Aufgabe 1 - Gib den Text über den Dülmener Wildpark von „Und nun der“ bis einschließlich „kaum etwas gemein.“ wieder und ersetze dabei „Münsterland“ durch „Sauerland“.
Aufgabe 2 - Prüfe, ob die folgenden Aussagen mit dem Text über den Dülmener Wildpark übereinstimmen, und belege jede Antwort mit den entscheidenden Worten des Textes. (a) Der Park ist größer als das Fürstentum Monaco. (b) Für den Besuch des Parks muss man Eintritt bezahlen. (c) Im Park leben mehr Rothirsche als Damhirsche.

Textauszug -
##########
Wildpark Dülmen – ein Wildpark der etwas anderen Art

Und nun der Clou: Nicht nur in Kopenhagen und London kann man so etwas erleben. Im Münsterland, meiner Wahlheimat, gibt es mit dem Dülmener Wildpark etwas absolut Vergleichbares. Auch hier leben viele Rot-, aber noch mehr Damhirsche in friedlicher, von Seiten der Tiere nahezu gleichgültiger Koexistenz mit den Besuchern. Leider führt das Wort „Wildpark“ in dem Fall ein wenig in die Irre. Mit seinen Namensvettern, die ja in der Praxis nichts anderes sind als auf heimische Wildtiere spezialisierte Zoos mit ihren typischen Gehegen, hat das Areal in Dülmen nämlich kaum etwas gemein.

Der erste Unterschied liegt schon einmal in der puren Größe. Mit seinen 250 Hektar ist dieser Park um einiges weitläufiger als das gesamte Fürstentum Monaco. Allerdings leben seine Bewohner, die sich hier praktisch überall frei bewegen können, erheblich bescheidener. Sie beeindrucken nicht mit protzigen Yachten sondern bestenfalls mit ihrem prächtigen Geweih. Seine beachtliche Größe ist übrigens nicht das einzige Alleinstellungsmerkmale dieses Parks:

Der Dülmener Wildpark kennt keine Öffnungszeiten. Man kann ihn rund um die Uhr und an jedem Tag des Jahres besuchen; der Eintritt ist frei. Eine wie auch immer geartete touristische Infrastruktur gibt es hier zum Glück nicht. Kein Eis, keine Bratwurst, kein Kinderkarussell. Warum auch? Das alles scheinen weder die großen noch die kleinen Besucher zu vermissen. Hierher kommt man wegen des Naturerlebnisses.
##########
Gegebene Angaben -
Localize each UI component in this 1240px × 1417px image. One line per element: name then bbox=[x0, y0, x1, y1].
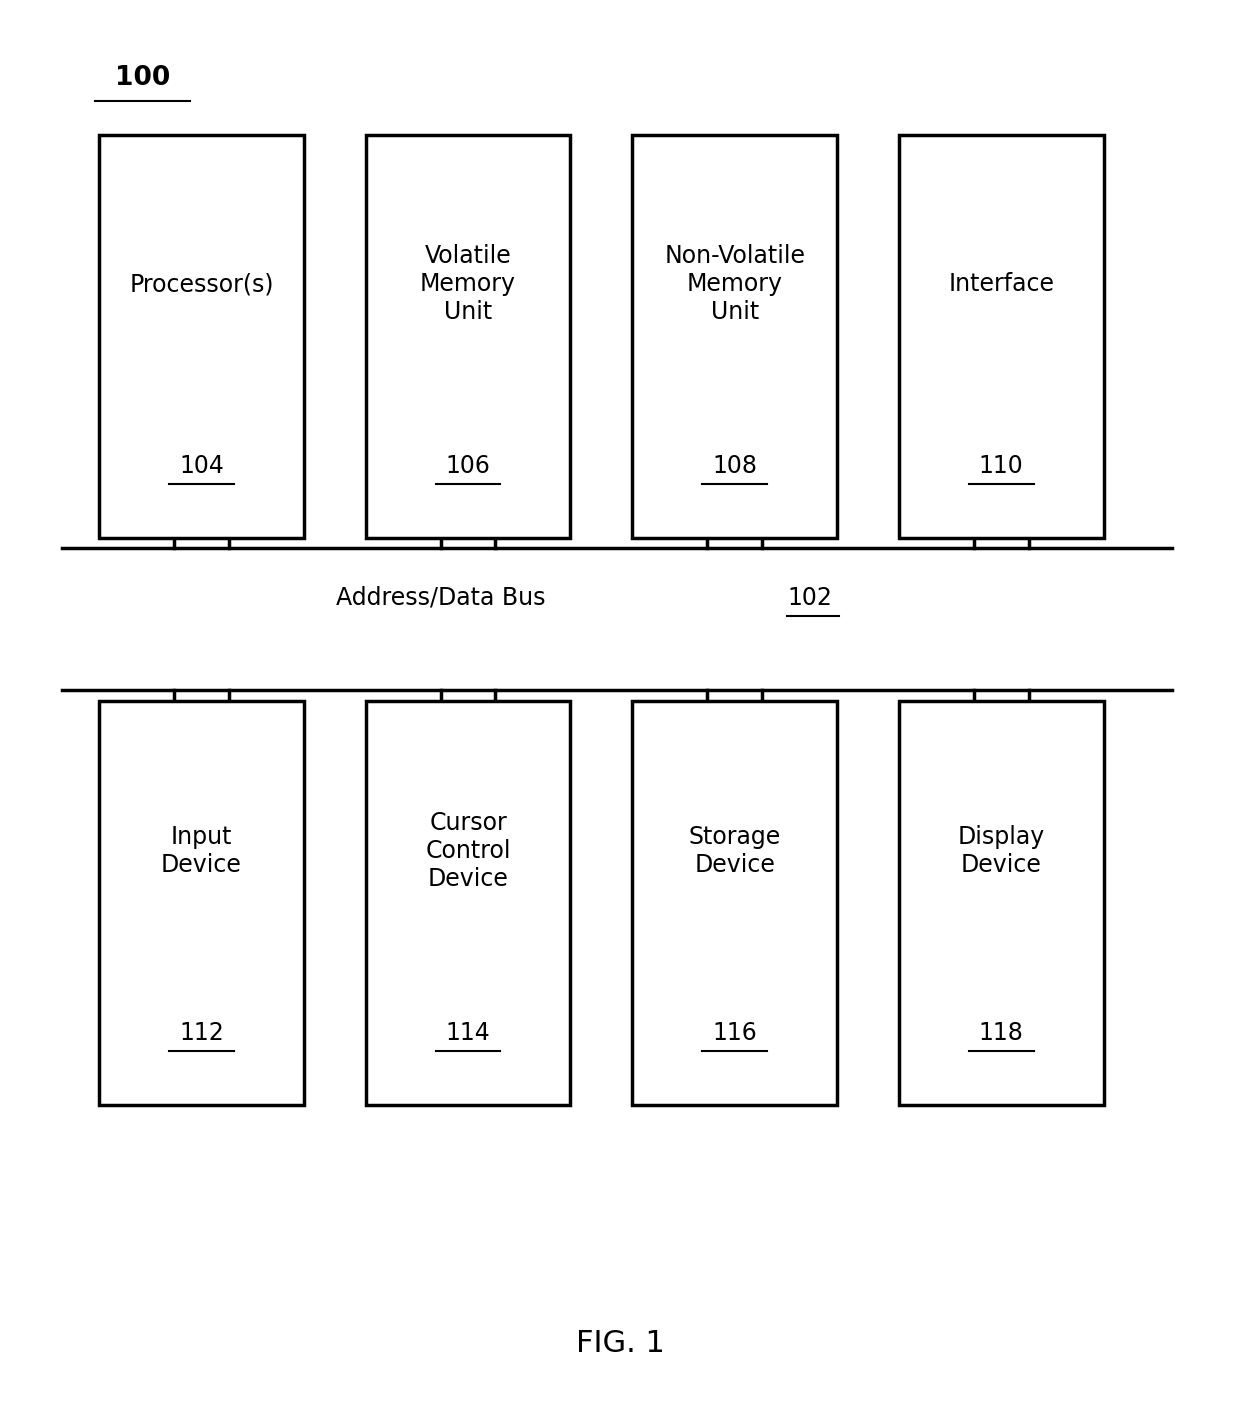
Text: Cursor
Control
Device: Cursor Control Device bbox=[425, 811, 511, 891]
Text: 110: 110 bbox=[978, 453, 1024, 478]
Text: 100: 100 bbox=[115, 65, 170, 91]
Text: Storage
Device: Storage Device bbox=[688, 825, 781, 877]
Text: 114: 114 bbox=[445, 1020, 491, 1044]
Text: Volatile
Memory
Unit: Volatile Memory Unit bbox=[420, 244, 516, 324]
FancyBboxPatch shape bbox=[899, 701, 1104, 1105]
Text: 102: 102 bbox=[787, 587, 832, 609]
FancyBboxPatch shape bbox=[366, 701, 570, 1105]
Text: Input
Device: Input Device bbox=[161, 825, 242, 877]
Text: 116: 116 bbox=[712, 1020, 758, 1044]
Text: 104: 104 bbox=[179, 453, 224, 478]
FancyBboxPatch shape bbox=[366, 135, 570, 538]
Text: 106: 106 bbox=[445, 453, 491, 478]
Text: 118: 118 bbox=[978, 1020, 1024, 1044]
FancyBboxPatch shape bbox=[99, 135, 304, 538]
Text: Interface: Interface bbox=[949, 272, 1054, 296]
Text: Display
Device: Display Device bbox=[957, 825, 1045, 877]
FancyBboxPatch shape bbox=[99, 701, 304, 1105]
FancyBboxPatch shape bbox=[632, 701, 837, 1105]
FancyBboxPatch shape bbox=[899, 135, 1104, 538]
Text: 108: 108 bbox=[712, 453, 758, 478]
FancyBboxPatch shape bbox=[632, 135, 837, 538]
Text: Address/Data Bus: Address/Data Bus bbox=[336, 587, 546, 609]
Text: Non-Volatile
Memory
Unit: Non-Volatile Memory Unit bbox=[665, 244, 805, 324]
Text: Processor(s): Processor(s) bbox=[129, 272, 274, 296]
Text: 112: 112 bbox=[179, 1020, 224, 1044]
Text: FIG. 1: FIG. 1 bbox=[575, 1329, 665, 1357]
##########
Lösung 1 -
Und nun der Clou: Nicht nur in Kopenhagen und London kann man so etwas erleben. Im Sauerland, meiner Wahlheimat, gibt es mit dem Dülmener Wildpark etwas absolut Vergleichbares. Auch hier leben viele Rot-, aber noch mehr Damhirsche in friedlicher, von Seiten der Tiere nahezu gleichgültiger Koexistenz mit den Besuchern. Leider führt das Wort „Wildpark“ in dem Fall ein wenig in die Irre. Mit seinen Namensvettern, die ja in der Praxis nichts anderes sind als auf heimische Wildtiere spezialisierte Zoos mit ihren typischen Gehegen, hat das Areal in Dülmen nämlich kaum etwas gemein.

Lösung 2 -
(a) Ja: „Mit seinen 250 Hektar ist dieser Park um einiges weitläufiger als das gesamte Fürstentum Monaco.“
(b) Nein: „der Eintritt ist frei.“
(c) Nein: „Auch hier leben viele Rot-, aber noch mehr Damhirsche“